Things to do >>
1. Rewrite the passage of the book review that opens with "This is my first" and closes with "diversion. ( )", replacing "futuristic language element" with "invented dialect".
2. Answer these questions about the book review:
(a) What do Dave's followers call their priests?
(b) What word do they use for anything holy?
(c) What did the reviewer eventually stop having to consult at the back of the book?

-- Start Text shown --

Several hundred years later an apocalyptic flood has destroyed Britain and Dave's book has become taken as gospel leading to the creation a harsh, crude and tyrannical society. In his book Dave decrees that men and women should live separately, except when mating, with children spending exactly half a week with each parent. His followers speak their own language, Arpee, a variant of English that reflects Dave’s own preoccupations, priests are called “Drivers,” souls are called “fares." Anything holy is referred to as “dävine,” anything evil is “chellish” (from Michelle). The future portion of the book revolves around a son trying to find out about his father who had been hauled away by the "Drivers".

This is my first Self book that I've read and I must admit that I initially struggled with the futuristic language element. So much so that I contemplated giving up on it. However, once I got a feel for it and did not have to keep referring to the partial dictionary at the back I found the whole tale rather enjoyable if totally unbelievable. An interesting diversion. ( )

-- End Text shown --
-- Start Extracted records --

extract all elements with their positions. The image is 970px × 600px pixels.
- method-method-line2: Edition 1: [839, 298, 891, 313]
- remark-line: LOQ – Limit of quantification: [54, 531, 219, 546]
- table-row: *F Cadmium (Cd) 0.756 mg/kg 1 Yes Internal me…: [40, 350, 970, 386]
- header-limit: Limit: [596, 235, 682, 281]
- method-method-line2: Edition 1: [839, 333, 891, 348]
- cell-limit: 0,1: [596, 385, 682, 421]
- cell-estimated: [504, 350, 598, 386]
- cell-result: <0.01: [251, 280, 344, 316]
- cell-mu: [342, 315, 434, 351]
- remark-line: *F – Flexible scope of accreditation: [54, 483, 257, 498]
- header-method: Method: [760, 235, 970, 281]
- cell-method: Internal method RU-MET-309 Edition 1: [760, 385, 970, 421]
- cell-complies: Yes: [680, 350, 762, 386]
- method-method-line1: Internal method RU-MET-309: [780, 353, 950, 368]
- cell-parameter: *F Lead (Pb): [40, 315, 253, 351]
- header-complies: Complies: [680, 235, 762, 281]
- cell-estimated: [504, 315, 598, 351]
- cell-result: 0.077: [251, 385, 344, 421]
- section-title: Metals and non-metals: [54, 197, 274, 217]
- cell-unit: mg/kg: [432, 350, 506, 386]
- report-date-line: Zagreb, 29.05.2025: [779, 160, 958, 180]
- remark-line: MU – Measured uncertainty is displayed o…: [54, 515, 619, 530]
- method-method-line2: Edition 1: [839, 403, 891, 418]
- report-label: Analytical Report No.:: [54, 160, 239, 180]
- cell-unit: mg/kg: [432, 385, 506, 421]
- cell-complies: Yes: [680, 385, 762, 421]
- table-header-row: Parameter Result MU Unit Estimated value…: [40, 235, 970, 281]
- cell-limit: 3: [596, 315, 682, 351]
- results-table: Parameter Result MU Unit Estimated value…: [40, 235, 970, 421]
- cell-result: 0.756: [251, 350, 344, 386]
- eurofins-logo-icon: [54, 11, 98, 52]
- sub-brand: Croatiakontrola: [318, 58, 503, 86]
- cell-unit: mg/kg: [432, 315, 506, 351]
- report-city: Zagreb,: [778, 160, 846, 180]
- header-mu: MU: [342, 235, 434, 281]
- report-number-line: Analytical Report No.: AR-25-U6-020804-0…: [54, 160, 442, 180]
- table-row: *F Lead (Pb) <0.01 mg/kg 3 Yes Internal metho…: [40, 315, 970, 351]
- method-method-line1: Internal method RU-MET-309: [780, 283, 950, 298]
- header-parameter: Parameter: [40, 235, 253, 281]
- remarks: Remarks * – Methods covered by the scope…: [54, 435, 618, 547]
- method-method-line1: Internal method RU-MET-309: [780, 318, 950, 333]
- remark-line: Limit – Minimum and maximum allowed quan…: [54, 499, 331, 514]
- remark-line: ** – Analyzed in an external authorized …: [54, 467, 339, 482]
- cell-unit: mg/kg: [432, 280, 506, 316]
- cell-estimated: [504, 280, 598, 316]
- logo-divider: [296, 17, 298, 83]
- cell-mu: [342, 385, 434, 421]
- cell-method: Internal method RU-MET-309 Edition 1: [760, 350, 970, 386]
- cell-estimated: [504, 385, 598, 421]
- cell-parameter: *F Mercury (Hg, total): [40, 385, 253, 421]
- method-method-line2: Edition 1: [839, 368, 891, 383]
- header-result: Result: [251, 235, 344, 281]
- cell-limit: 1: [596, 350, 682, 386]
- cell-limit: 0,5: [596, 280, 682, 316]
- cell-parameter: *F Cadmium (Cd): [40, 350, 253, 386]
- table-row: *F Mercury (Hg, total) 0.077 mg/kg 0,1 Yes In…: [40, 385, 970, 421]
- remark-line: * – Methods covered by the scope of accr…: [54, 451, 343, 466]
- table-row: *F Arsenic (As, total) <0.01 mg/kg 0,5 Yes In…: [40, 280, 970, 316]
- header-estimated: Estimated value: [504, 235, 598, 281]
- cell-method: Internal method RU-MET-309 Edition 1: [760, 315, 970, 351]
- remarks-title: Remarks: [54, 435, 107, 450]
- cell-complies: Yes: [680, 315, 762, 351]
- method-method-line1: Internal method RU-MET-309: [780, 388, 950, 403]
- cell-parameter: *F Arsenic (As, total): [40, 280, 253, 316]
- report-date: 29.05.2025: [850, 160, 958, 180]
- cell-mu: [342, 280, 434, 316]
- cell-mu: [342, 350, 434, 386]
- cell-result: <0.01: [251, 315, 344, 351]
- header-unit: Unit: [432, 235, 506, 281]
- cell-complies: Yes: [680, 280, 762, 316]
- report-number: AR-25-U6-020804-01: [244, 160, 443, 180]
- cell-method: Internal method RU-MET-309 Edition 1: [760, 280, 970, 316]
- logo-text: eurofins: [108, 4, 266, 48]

-- End Extracted records --

Written answers >>
1.
This is my first Self book that I've read and I must admit that I initially struggled with the invented dialect. So much so that I contemplated giving up on it. However, once I got a feel for it and did not have to keep referring to the partial dictionary at the back I found the whole tale rather enjoyable if totally unbelievable. An interesting diversion. ( )

2.
(a) "Drivers"
(b) "dävine"
(c) The partial dictionary